- WORK TO BE COMPLETED -
Below are the records; pull every line that includes "clichés".

- TASK DATA -
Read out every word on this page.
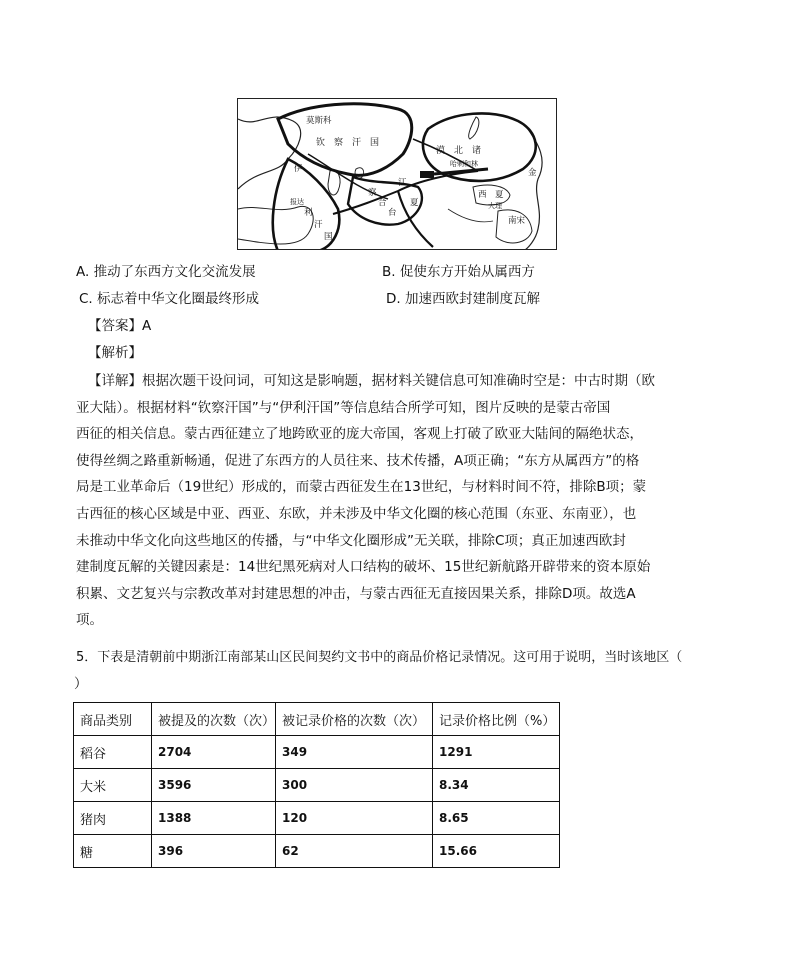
莫斯科
钦　察　汗　国
漠　北　诸
哈剌和林
金
西　夏
南宋
大理
伊
利
汗
国
察
合
台
报达
江
夏
A. 推动了东西方文化交流发展	B. 促使东方开始从属西方
C. 标志着中华文化圈最终形成	D. 加速西欧封建制度瓦解
【答案】A
【解析】

【详解】根据次题干设问词，可知这是影响题，据材料关键信息可知准确时空是：中古时期（欧

亚大陆）。根据材料“钦察汗国”与“伊利汗国”等信息结合所学可知，图片反映的是蒙古帝国

西征的相关信息。蒙古西征建立了地跨欧亚的庞大帝国，客观上打破了欧亚大陆间的隔绝状态，

使得丝绸之路重新畅通，促进了东西方的人员往来、技术传播，A项正确；“东方从属西方”的格

局是工业革命后（19世纪）形成的，而蒙古西征发生在13世纪，与材料时间不符，排除B项；蒙

古西征的核心区域是中亚、西亚、东欧，并未涉及中华文化圈的核心范围（东亚、东南亚），也

未推动中华文化向这些地区的传播，与“中华文化圈形成”无关联，排除C项；真正加速西欧封

建制度瓦解的关键因素是：14世纪黑死病对人口结构的破坏、15世纪新航路开辟带来的资本原始

积累、文艺复兴与宗教改革对封建思想的冲击，与蒙古西征无直接因果关系，排除D项。故选A

项。

5．下表是清朝前中期浙江南部某山区民间契约文书中的商品价格记录情况。这可用于说明，当时该地区（
）
商品类别	被提及的次数（次）	被记录价格的次数（次）	记录价格比例（%）
稻谷	2704	349	1291
大米	3596	300	8.34
猪肉	1388	120	8.65
糖	396	62	15.66
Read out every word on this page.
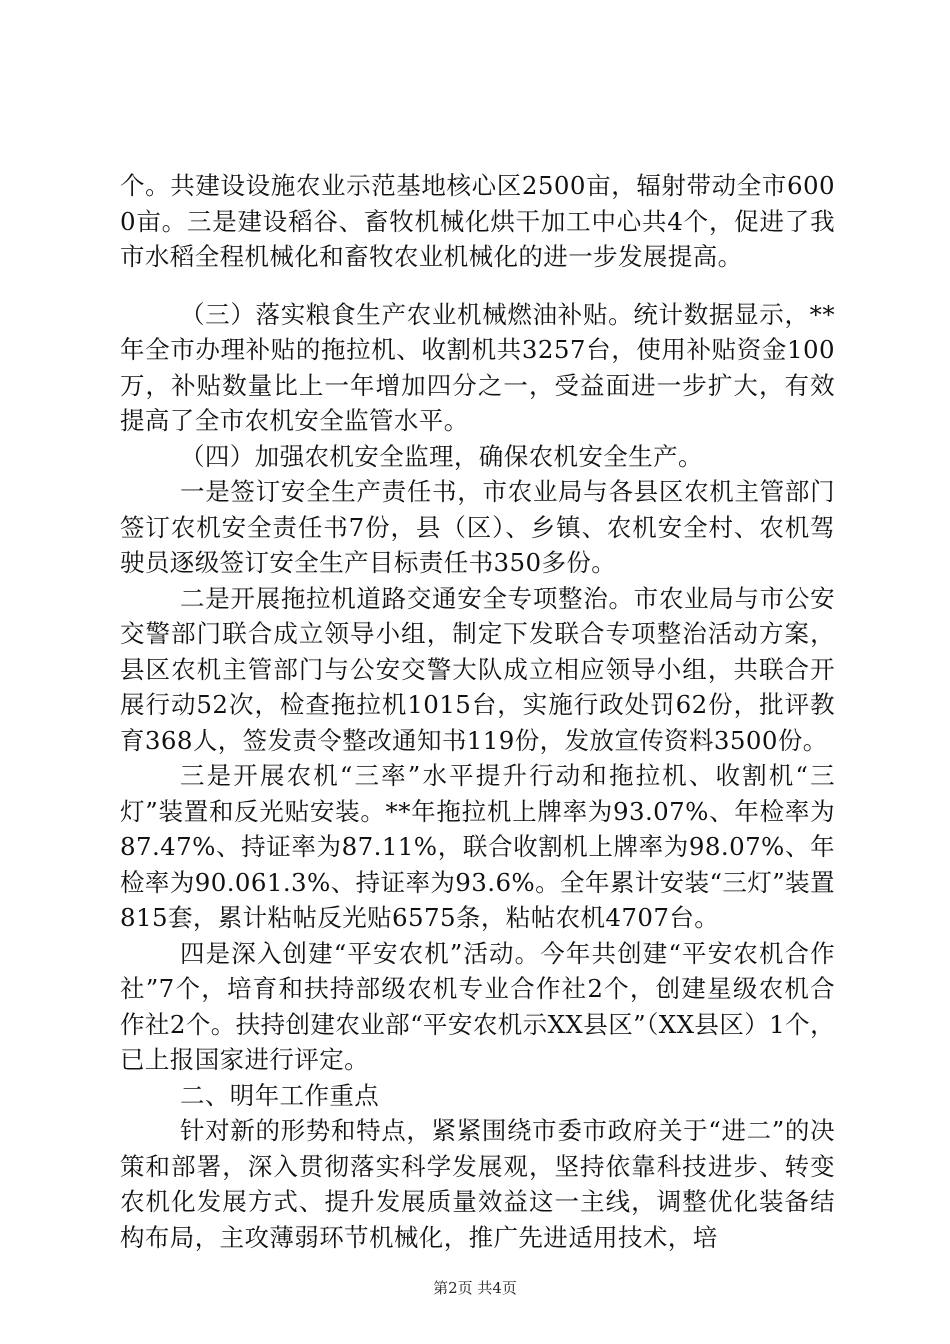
个。共建设设施农业示范基地核心区2500亩，辐射带动全市6000亩。三是建设稻谷、畜牧机械化烘干加工中心共4个，促进了我市水稻全程机械化和畜牧农业机械化的进一步发展提高。

（三）落实粮食生产农业机械燃油补贴。统计数据显示，**年全市办理补贴的拖拉机、收割机共3257台，使用补贴资金100万，补贴数量比上一年增加四分之一，受益面进一步扩大，有效提高了全市农机安全监管水平。

（四）加强农机安全监理，确保农机安全生产。

一是签订安全生产责任书，市农业局与各县区农机主管部门签订农机安全责任书7份，县（区）、乡镇、农机安全村、农机驾驶员逐级签订安全生产目标责任书350多份。

二是开展拖拉机道路交通安全专项整治。市农业局与市公安交警部门联合成立领导小组，制定下发联合专项整治活动方案，县区农机主管部门与公安交警大队成立相应领导小组，共联合开展行动52次，检查拖拉机1015台，实施行政处罚62份，批评教育368人，签发责令整改通知书119份，发放宣传资料3500份。

三是开展农机“三率”水平提升行动和拖拉机、收割机“三灯”装置和反光贴安装。**年拖拉机上牌率为93.07%、年检率为87.47%、持证率为87.11%，联合收割机上牌率为98.07%、年检率为90.061.3%、持证率为93.6%。全年累计安装“三灯”装置815套，累计粘帖反光贴6575条，粘帖农机4707台。

四是深入创建“平安农机”活动。今年共创建“平安农机合作社”7个，培育和扶持部级农机专业合作社2个，创建星级农机合作社2个。扶持创建农业部“平安农机示XX县区”（XX县区）1个，已上报国家进行评定。

二、明年工作重点

针对新的形势和特点，紧紧围绕市委市政府关于“进二”的决策和部署，深入贯彻落实科学发展观，坚持依靠科技进步、转变农机化发展方式、提升发展质量效益这一主线，调整优化装备结构布局，主攻薄弱环节机械化，推广先进适用技术，培

第2页 共4页
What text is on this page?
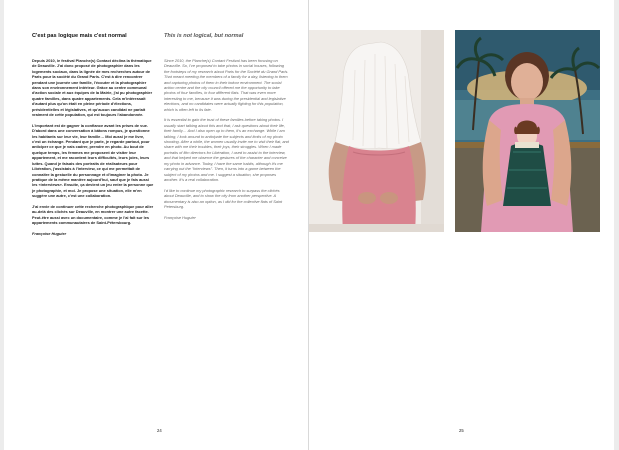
C'est pas logique mais c'est normal	This is not logical, but normal

Depuis 2010, le festival Planche(s) Contact déclina la thématique de Deauville. J'ai donc proposé de photographier dans les logements sociaux, dans la lignée de mes recherches autour de Paris pour la société du Grand Paris. C'est à dire rencontrer pendant une journée une famille, l'écouter et la photographier dans son environnement intérieur. Grâce au centre communal d'action sociale et aux équipes de la Mairie, j'ai pu photographier quatre familles, dans quatre appartements. Cela m'intéressait d'autant plus qu'on était en pleine période d'élections, présidentielles et législatives, et qu'aucun candidat ne parlait vraiment de cette population, qui est toujours l'abandonnée.

L'important est de gagner la confiance avant les prises de vue. D'abord dans une conversation à bâtons rompus, je questionne les habitants sur leur vie, leur famille… Moi aussi je me livre, c'est un échange. Pendant que je parle, je regarde partout, pour anticiper ce que je vais cadrer, prendre en photo. Au bout de quelque temps, les femmes me proposent de visiter leur appartement, et me racontent leurs difficultés, leurs joies, leurs luttes. Quand je faisais des portraits de réalisateurs pour Libération, j'assistais à l'interview, ce qui me permettait de connaître la gestuelle du personnage et d'imaginer la photo. Je pratique de la même manière aujourd'hui, sauf que je fais aussi les «interviews». Ensuite, ça devient un jeu entre la personne que je photographie, et moi. Je propose une situation, elle m'en suggère une autre, c'est une collaboration.

J'ai envie de continuer cette recherche photographique pour aller au-delà des clichés sur Deauville, en montrer une autre facette. Peut-être aussi avec un documentaire, comme je l'ai fait sur les appartements communautaires de Saint-Pétersbourg.

Françoise Huguier

Since 2010, the Planche(s) Contact Festival has been focusing on Deauville. So, I've proposed to take photos in social houses, following the footsteps of my research about Paris for the Société du Grand Paris. That meant meeting the members of a family for a day, listening to them and capturing photos of them in their indoor environment. The social action centre and the city council offered me the opportunity to take photos of four families, in four different flats. That was even more interesting to me, because it was during the presidential and legislative elections, and no candidates were actually fighting for this population, which is often left to its fate.

It is essential to gain the trust of these families before taking photos. I usually start talking about this and that, I ask questions about their life, their family… And I also open up to them, it's an exchange. While I am talking, I look around to anticipate the subjects and limits of my photo shooting. After a while, the women usually invite me to visit their flat, and share with me their troubles, their joys, their struggles. When I made portraits of film directors for Libération, I used to assist to the interview, and that helped me observe the gestures of the character and conceive my photo in advance. Today, I have the same habits, although it's me carrying out the "interviews". Then, it turns into a game between the subject of my photos and me. I suggest a situation, she proposes another. It's a real collaboration.

I'd like to continue my photographic research to surpass the clichés about Deauville, and to show the city from another perspective. A documentary is also an option, as I did for the collective flats of Saint Petersburg.

Françoise Huguier

24	25
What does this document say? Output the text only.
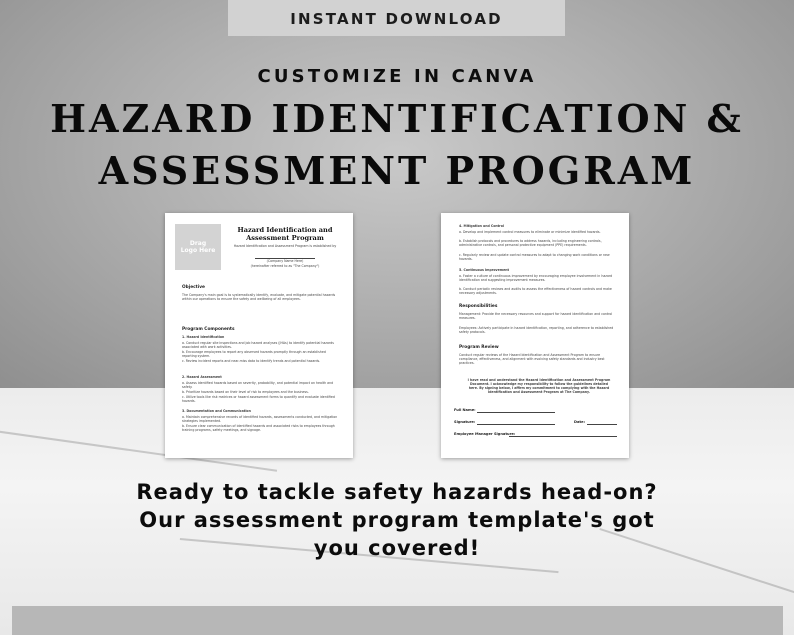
INSTANT DOWNLOAD
CUSTOMIZE IN CANVA
HAZARD IDENTIFICATION &
ASSESSMENT PROGRAM
Drag
Logo Here
Hazard Identification and
Assessment Program
Hazard Identification and Assessment Program is established by
(Company Name Here)
(hereinafter referred to as "The Company")
Objective
The Company's main goal is to systematically identify, evaluate, and mitigate potential hazards within our operations to ensure the safety and wellbeing of all employees.
Program Components
1. Hazard Identification
a. Conduct regular site inspections and job hazard analyses (JHAs) to identify potential hazards associated with work activities.
b. Encourage employees to report any observed hazards promptly through an established reporting system.
c. Review incident reports and near-miss data to identify trends and potential hazards.
2. Hazard Assessment
a. Assess identified hazards based on severity, probability, and potential impact on health and safety.
b. Prioritize hazards based on their level of risk to employees and the business.
c. Utilize tools like risk matrices or hazard assessment forms to quantify and evaluate identified hazards.
3. Documentation and Communication
a. Maintain comprehensive records of identified hazards, assessments conducted, and mitigation strategies implemented.
b. Ensure clear communication of identified hazards and associated risks to employees through training programs, safety meetings, and signage.
4. Mitigation and Control
a. Develop and implement control measures to eliminate or minimize identified hazards.
b. Establish protocols and procedures to address hazards, including engineering controls, administrative controls, and personal protective equipment (PPE) requirements.
c. Regularly review and update control measures to adapt to changing work conditions or new hazards.
5. Continuous Improvement
a. Foster a culture of continuous improvement by encouraging employee involvement in hazard identification and suggesting improvement measures.
b. Conduct periodic reviews and audits to assess the effectiveness of hazard controls and make necessary adjustments.
Responsibilities
Management: Provide the necessary resources and support for hazard identification and control measures.
Employees: Actively participate in hazard identification, reporting, and adherence to established safety protocols.
Program Review
Conduct regular reviews of the Hazard Identification and Assessment Program to ensure compliance, effectiveness, and alignment with evolving safety standards and industry best practices.
I have read and understand the Hazard Identification and Assessment Program Document. I acknowledge my responsibility to follow the guidelines detailed here. By signing below, I affirm my commitment to complying with the Hazard Identification and Assessment Program at The Company.
Full Name:
Signature:	Date:
Employee Manager Signature:
Ready to tackle safety hazards head-on?
Our assessment program template's got
you covered!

- CORRECT ANSWER -
J'ai envie de continuer cette recherche photographique pour aller au-delà des clichés sur Deauville, en montrer une autre facette. Peut-être aussi avec un documentaire, comme je l'ai fait sur les appartements communautaires de Saint-Pétersbourg.
I'd like to continue my photographic research to surpass the clichés about Deauville, and to show the city from another perspective. A documentary is also an option, as I did for the collective flats of Saint Petersburg.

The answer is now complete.